— start of Stored records —

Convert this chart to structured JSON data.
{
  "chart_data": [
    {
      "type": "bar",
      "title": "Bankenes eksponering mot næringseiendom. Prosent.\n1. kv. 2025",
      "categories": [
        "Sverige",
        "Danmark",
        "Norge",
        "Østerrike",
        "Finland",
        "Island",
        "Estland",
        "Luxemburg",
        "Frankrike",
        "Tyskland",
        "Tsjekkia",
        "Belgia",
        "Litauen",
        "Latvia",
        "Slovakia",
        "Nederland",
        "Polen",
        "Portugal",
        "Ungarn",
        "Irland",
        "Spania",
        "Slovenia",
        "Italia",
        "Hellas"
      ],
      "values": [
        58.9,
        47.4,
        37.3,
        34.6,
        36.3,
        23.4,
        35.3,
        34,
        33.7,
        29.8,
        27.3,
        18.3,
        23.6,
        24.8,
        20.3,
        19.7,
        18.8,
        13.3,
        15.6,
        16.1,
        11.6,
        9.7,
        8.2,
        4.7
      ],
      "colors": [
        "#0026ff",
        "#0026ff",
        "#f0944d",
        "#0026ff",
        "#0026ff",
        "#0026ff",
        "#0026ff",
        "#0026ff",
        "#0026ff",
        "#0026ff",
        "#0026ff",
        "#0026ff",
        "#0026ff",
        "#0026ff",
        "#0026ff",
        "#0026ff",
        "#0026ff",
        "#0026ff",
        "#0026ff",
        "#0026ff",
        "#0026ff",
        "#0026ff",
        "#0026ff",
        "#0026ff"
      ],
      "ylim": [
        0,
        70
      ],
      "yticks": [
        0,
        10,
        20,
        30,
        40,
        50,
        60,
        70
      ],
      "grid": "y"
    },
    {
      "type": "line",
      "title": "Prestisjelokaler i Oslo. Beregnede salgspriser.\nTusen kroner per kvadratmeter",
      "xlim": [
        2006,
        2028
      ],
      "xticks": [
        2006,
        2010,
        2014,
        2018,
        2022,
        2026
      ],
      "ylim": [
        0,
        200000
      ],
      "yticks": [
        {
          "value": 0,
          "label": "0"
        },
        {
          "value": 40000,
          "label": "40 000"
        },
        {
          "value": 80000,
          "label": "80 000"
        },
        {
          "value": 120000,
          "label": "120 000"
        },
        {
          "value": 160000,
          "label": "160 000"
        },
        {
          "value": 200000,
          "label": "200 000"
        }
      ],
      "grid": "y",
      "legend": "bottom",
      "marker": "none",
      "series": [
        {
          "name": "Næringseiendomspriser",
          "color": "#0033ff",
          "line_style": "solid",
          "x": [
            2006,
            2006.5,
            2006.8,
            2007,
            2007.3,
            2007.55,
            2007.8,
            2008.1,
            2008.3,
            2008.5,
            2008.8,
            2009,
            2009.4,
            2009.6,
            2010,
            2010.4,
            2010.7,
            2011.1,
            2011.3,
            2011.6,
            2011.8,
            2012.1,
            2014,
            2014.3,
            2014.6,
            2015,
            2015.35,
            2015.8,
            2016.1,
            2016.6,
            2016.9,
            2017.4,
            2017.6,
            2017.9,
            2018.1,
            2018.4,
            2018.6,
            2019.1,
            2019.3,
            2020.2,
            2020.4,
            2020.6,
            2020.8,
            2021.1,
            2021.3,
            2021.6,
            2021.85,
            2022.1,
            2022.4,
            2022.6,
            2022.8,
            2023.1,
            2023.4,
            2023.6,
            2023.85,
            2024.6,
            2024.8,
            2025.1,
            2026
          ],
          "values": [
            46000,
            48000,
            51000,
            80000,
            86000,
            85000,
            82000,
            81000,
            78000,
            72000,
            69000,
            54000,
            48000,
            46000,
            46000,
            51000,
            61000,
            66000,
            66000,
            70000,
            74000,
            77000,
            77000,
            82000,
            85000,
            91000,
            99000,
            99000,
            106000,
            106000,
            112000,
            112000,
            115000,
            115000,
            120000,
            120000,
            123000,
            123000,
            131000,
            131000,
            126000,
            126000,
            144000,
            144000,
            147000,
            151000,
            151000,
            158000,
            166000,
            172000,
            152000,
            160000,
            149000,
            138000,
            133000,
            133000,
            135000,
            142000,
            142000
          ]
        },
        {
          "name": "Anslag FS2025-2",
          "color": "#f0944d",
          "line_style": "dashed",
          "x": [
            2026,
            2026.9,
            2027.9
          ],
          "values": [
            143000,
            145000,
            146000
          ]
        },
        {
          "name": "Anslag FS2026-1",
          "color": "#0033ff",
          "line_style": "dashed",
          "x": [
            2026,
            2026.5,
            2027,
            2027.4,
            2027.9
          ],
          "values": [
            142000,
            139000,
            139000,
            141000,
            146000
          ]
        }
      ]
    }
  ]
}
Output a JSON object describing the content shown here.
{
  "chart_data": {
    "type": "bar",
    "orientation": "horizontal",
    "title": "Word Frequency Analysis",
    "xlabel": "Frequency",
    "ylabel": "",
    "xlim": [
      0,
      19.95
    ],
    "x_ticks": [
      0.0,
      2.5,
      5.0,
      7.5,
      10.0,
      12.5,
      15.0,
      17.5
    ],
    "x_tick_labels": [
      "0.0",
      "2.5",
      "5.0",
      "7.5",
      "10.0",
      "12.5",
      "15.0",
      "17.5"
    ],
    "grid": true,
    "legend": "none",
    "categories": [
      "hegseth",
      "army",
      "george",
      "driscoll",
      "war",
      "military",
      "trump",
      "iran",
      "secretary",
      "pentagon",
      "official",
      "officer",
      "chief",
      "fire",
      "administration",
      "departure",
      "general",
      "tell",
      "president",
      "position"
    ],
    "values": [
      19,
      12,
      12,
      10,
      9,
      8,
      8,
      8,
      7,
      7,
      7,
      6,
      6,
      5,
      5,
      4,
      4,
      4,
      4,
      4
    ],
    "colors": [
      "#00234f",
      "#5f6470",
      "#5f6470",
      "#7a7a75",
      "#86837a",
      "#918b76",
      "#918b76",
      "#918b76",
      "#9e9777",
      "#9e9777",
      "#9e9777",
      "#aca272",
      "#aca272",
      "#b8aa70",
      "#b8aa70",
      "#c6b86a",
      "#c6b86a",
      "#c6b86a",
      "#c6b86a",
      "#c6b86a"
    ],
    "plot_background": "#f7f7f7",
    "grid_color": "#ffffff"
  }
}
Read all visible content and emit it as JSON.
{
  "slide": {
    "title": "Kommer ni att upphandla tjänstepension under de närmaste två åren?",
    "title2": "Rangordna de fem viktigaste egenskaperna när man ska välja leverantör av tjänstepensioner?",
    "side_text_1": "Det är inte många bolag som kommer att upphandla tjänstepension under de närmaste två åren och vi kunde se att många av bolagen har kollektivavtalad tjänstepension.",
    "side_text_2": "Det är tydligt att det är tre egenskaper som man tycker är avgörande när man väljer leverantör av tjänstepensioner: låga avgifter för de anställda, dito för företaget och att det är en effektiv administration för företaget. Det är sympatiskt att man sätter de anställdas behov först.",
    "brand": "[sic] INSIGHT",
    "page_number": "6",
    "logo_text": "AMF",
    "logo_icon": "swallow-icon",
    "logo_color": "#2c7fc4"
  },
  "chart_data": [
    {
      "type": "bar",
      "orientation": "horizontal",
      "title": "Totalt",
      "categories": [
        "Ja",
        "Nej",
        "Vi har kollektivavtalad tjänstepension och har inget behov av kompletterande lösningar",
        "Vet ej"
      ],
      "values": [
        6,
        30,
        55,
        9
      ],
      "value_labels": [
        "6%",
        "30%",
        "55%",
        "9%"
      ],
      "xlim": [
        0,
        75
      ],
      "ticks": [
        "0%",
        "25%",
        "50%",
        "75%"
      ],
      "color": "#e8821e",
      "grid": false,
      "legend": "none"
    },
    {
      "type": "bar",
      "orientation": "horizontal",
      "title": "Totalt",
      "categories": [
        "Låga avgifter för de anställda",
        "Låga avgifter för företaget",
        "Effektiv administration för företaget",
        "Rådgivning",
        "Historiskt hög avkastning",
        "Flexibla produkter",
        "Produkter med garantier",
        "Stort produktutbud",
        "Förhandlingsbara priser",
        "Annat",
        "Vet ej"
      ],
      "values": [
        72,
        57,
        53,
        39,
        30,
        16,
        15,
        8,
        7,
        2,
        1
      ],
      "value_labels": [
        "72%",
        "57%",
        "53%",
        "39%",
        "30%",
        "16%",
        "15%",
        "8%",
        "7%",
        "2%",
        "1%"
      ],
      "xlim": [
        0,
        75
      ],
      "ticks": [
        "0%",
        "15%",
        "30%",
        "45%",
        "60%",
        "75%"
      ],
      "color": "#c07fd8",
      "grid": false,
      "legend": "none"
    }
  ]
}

— end of Stored records —

The problem
Pull out all lines in the data above that include "Frequency".

Result of the task
    "title": "Word Frequency Analysis",
    "xlabel": "Frequency",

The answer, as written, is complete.